Lines of data
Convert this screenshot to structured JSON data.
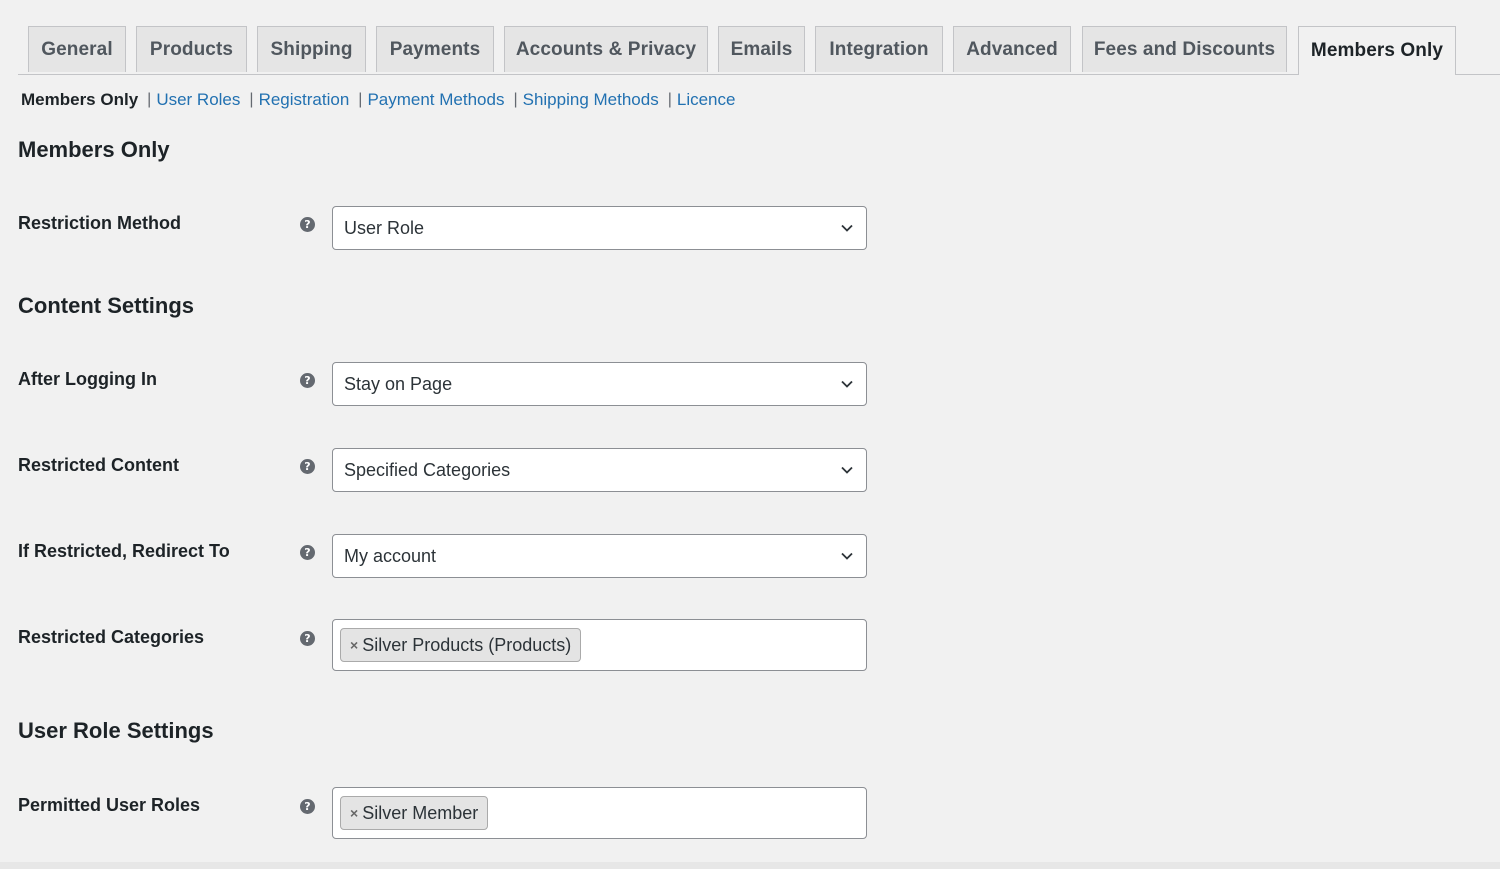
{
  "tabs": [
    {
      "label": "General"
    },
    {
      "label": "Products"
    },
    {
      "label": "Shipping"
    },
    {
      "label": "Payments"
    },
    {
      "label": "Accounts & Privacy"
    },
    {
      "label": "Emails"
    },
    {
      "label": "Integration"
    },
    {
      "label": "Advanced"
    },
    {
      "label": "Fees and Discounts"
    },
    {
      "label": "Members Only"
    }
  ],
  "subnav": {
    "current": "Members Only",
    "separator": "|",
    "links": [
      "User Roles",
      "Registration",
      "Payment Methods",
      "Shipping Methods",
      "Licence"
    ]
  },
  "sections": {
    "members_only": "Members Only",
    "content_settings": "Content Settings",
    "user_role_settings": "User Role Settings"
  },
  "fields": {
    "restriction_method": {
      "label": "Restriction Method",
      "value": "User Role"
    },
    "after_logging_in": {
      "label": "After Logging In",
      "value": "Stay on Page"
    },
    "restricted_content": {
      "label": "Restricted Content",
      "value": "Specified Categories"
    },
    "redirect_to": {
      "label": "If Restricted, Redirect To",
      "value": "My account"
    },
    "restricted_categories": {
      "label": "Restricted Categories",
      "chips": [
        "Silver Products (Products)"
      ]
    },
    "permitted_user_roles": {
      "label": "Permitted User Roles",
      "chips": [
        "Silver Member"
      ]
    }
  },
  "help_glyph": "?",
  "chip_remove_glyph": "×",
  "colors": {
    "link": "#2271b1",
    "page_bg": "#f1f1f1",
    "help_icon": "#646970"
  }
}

Instructions for the task => Of the lines in this material, state how many hold the string "Only". Write no other words.

Full output => 3